### TASK STATEMENT
Look through the records below, and copy out every line that holds the string "JSON".

### PROVIDED RECORDS
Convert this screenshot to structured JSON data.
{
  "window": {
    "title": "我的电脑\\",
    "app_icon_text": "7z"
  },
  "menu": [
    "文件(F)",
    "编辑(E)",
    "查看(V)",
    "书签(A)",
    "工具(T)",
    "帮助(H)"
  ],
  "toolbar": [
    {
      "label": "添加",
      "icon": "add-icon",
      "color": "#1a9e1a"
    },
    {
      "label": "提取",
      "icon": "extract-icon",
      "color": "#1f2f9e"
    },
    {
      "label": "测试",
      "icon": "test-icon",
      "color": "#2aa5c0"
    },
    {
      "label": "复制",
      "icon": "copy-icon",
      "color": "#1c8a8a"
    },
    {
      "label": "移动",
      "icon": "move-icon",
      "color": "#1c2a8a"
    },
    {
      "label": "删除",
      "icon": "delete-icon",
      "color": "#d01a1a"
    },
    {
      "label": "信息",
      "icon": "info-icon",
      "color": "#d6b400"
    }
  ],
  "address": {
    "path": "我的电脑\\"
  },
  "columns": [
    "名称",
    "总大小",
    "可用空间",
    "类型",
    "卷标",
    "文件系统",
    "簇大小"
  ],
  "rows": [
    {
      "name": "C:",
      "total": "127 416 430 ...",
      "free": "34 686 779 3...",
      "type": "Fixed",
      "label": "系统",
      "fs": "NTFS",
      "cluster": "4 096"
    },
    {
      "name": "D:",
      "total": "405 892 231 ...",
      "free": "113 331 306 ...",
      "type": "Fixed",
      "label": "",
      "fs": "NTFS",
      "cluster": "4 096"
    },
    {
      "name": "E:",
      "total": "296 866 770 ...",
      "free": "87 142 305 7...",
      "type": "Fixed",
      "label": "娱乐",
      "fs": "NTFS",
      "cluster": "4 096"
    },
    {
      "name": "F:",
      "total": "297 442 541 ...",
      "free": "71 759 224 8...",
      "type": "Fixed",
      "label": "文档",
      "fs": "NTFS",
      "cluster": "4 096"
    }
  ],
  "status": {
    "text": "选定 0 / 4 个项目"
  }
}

==

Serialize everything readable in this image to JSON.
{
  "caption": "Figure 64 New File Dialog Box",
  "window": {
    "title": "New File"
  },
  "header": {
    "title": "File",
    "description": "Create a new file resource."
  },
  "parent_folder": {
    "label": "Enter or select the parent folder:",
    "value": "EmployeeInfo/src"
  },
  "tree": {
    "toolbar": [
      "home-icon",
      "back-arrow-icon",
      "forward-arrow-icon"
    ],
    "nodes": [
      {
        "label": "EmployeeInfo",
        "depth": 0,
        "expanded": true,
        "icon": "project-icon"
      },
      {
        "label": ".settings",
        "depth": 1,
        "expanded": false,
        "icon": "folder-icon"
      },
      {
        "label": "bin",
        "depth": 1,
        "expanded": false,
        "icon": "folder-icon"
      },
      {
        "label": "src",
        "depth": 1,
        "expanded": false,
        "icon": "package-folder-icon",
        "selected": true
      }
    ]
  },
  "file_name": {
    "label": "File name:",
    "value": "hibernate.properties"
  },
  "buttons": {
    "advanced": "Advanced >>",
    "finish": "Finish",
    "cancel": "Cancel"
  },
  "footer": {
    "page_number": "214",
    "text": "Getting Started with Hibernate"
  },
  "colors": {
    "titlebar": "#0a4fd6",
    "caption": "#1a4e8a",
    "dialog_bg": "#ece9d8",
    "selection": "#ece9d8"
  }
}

### ANSWER TO THE EXERCISE
Convert this screenshot to structured JSON data.
Serialize everything readable in this image to JSON.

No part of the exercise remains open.